书面要求 1
请把后面所给的各行原样抄写出来，从第一行起，一直抄到包含“column-header: 密码产品 (334, 117, 467, 141)”的那一行为止，首尾两行都要包括。

页面文本
┌────────

B - Is It A Tree?

A tree is a well-known data structure that is either empty (null, void, nothing) or is a set of one or more nodes connected by directed edges between nodes satisfying the following properties. 
There is exactly one node, called the root, to which no directed edges point. 

Every node except the root has exactly one edge pointing to it. 

There is a unique sequence of directed edges from the root to each node. 

For example, consider the illustrations below, in which nodes are represented by circles and edges are represented by lines with arrowheads. The first two of these are trees, but the last is not. 

  

In this problem you will be given several descriptions of collections of nodes connected by directed edges. For each of these you are to determine if the collection satisfies the definition of a tree or not.

└────────

书面要求 2
请把上面关于判断是否为树的文本完整地重新给出一遍，一字不改。

所给信息
┌────────

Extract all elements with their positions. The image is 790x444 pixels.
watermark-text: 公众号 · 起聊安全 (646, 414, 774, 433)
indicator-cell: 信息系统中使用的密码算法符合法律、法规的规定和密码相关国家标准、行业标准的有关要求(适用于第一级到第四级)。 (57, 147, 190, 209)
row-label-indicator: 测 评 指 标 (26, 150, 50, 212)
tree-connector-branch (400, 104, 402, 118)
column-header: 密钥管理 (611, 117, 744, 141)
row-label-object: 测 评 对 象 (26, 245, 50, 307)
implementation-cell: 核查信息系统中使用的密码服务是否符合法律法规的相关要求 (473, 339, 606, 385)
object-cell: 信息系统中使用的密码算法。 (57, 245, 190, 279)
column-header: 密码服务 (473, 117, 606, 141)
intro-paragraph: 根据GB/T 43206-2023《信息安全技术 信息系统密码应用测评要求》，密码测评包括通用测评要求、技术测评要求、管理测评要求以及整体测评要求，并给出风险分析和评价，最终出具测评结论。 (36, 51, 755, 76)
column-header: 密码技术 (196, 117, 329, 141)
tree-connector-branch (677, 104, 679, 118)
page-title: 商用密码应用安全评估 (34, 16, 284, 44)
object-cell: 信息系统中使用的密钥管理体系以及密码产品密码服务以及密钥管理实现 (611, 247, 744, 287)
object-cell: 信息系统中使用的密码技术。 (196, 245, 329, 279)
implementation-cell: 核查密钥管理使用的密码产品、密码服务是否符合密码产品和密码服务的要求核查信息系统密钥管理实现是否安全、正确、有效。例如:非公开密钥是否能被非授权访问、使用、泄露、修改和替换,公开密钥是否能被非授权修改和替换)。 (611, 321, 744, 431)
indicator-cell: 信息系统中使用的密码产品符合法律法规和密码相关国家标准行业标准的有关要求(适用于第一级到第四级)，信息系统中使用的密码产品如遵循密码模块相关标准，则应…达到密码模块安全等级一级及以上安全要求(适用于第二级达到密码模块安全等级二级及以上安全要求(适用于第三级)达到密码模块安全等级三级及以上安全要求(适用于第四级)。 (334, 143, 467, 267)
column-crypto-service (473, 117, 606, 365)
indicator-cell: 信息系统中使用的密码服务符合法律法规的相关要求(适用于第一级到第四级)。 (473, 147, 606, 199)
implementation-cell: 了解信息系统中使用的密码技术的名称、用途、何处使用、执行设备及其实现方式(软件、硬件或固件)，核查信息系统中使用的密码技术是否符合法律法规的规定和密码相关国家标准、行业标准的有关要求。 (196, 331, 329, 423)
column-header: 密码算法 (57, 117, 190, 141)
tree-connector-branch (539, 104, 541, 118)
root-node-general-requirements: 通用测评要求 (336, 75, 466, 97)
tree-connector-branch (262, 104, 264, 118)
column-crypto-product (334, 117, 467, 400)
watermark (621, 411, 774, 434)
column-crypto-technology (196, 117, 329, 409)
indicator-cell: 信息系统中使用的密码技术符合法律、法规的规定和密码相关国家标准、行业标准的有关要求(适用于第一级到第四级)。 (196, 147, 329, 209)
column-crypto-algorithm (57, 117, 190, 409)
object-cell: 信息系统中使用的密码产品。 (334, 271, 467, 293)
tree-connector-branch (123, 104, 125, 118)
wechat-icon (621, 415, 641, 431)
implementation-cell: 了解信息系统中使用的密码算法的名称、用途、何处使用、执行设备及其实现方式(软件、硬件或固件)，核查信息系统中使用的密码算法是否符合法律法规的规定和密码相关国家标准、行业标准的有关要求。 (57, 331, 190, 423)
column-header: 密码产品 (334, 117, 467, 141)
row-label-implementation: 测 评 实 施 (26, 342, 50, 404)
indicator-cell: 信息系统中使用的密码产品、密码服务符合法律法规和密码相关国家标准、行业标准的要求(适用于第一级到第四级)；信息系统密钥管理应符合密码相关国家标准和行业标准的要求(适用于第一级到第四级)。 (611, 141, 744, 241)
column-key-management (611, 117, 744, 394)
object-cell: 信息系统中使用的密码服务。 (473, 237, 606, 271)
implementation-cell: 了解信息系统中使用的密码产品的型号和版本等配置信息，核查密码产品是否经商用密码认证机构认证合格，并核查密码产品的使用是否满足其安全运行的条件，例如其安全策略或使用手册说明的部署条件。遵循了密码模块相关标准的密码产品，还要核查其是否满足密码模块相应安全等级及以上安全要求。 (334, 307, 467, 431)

└────────

任务结果 1
Extract all elements with their positions. The image is 790x444 pixels.
watermark-text: 公众号 · 起聊安全 (646, 414, 774, 433)
indicator-cell: 信息系统中使用的密码算法符合法律、法规的规定和密码相关国家标准、行业标准的有关要求(适用于第一级到第四级)。 (57, 147, 190, 209)
row-label-indicator: 测 评 指 标 (26, 150, 50, 212)
tree-connector-branch (400, 104, 402, 118)
column-header: 密钥管理 (611, 117, 744, 141)
row-label-object: 测 评 对 象 (26, 245, 50, 307)
implementation-cell: 核查信息系统中使用的密码服务是否符合法律法规的相关要求 (473, 339, 606, 385)
object-cell: 信息系统中使用的密码算法。 (57, 245, 190, 279)
column-header: 密码服务 (473, 117, 606, 141)
intro-paragraph: 根据GB/T 43206-2023《信息安全技术 信息系统密码应用测评要求》，密码测评包括通用测评要求、技术测评要求、管理测评要求以及整体测评要求，并给出风险分析和评价，最终出具测评结论。 (36, 51, 755, 76)
column-header: 密码技术 (196, 117, 329, 141)
tree-connector-branch (677, 104, 679, 118)
page-title: 商用密码应用安全评估 (34, 16, 284, 44)
object-cell: 信息系统中使用的密钥管理体系以及密码产品密码服务以及密钥管理实现 (611, 247, 744, 287)
object-cell: 信息系统中使用的密码技术。 (196, 245, 329, 279)
implementation-cell: 核查密钥管理使用的密码产品、密码服务是否符合密码产品和密码服务的要求核查信息系统密钥管理实现是否安全、正确、有效。例如:非公开密钥是否能被非授权访问、使用、泄露、修改和替换,公开密钥是否能被非授权修改和替换)。 (611, 321, 744, 431)
indicator-cell: 信息系统中使用的密码产品符合法律法规和密码相关国家标准行业标准的有关要求(适用于第一级到第四级)，信息系统中使用的密码产品如遵循密码模块相关标准，则应…达到密码模块安全等级一级及以上安全要求(适用于第二级达到密码模块安全等级二级及以上安全要求(适用于第三级)达到密码模块安全等级三级及以上安全要求(适用于第四级)。 (334, 143, 467, 267)
column-crypto-service (473, 117, 606, 365)
indicator-cell: 信息系统中使用的密码服务符合法律法规的相关要求(适用于第一级到第四级)。 (473, 147, 606, 199)
implementation-cell: 了解信息系统中使用的密码技术的名称、用途、何处使用、执行设备及其实现方式(软件、硬件或固件)，核查信息系统中使用的密码技术是否符合法律法规的规定和密码相关国家标准、行业标准的有关要求。 (196, 331, 329, 423)
column-header: 密码算法 (57, 117, 190, 141)
tree-connector-branch (539, 104, 541, 118)
root-node-general-requirements: 通用测评要求 (336, 75, 466, 97)
tree-connector-branch (262, 104, 264, 118)
column-crypto-product (334, 117, 467, 400)
watermark (621, 411, 774, 434)
column-crypto-technology (196, 117, 329, 409)
indicator-cell: 信息系统中使用的密码技术符合法律、法规的规定和密码相关国家标准、行业标准的有关要求(适用于第一级到第四级)。 (196, 147, 329, 209)
column-crypto-algorithm (57, 117, 190, 409)
object-cell: 信息系统中使用的密码产品。 (334, 271, 467, 293)
tree-connector-branch (123, 104, 125, 118)
wechat-icon (621, 415, 641, 431)
implementation-cell: 了解信息系统中使用的密码算法的名称、用途、何处使用、执行设备及其实现方式(软件、硬件或固件)，核查信息系统中使用的密码算法是否符合法律法规的规定和密码相关国家标准、行业标准的有关要求。 (57, 331, 190, 423)
column-header: 密码产品 (334, 117, 467, 141)

任务结果 2
B - Is It A Tree?

A tree is a well-known data structure that is either empty (null, void, nothing) or is a set of one or more nodes connected by directed edges between nodes satisfying the following properties. 
There is exactly one node, called the root, to which no directed edges point. 

Every node except the root has exactly one edge pointing to it. 

There is a unique sequence of directed edges from the root to each node. 

For example, consider the illustrations below, in which nodes are represented by circles and edges are represented by lines with arrowheads. The first two of these are trees, but the last is not. 

  

In this problem you will be given several descriptions of collections of nodes connected by directed edges. For each of these you are to determine if the collection satisfies the definition of a tree or not.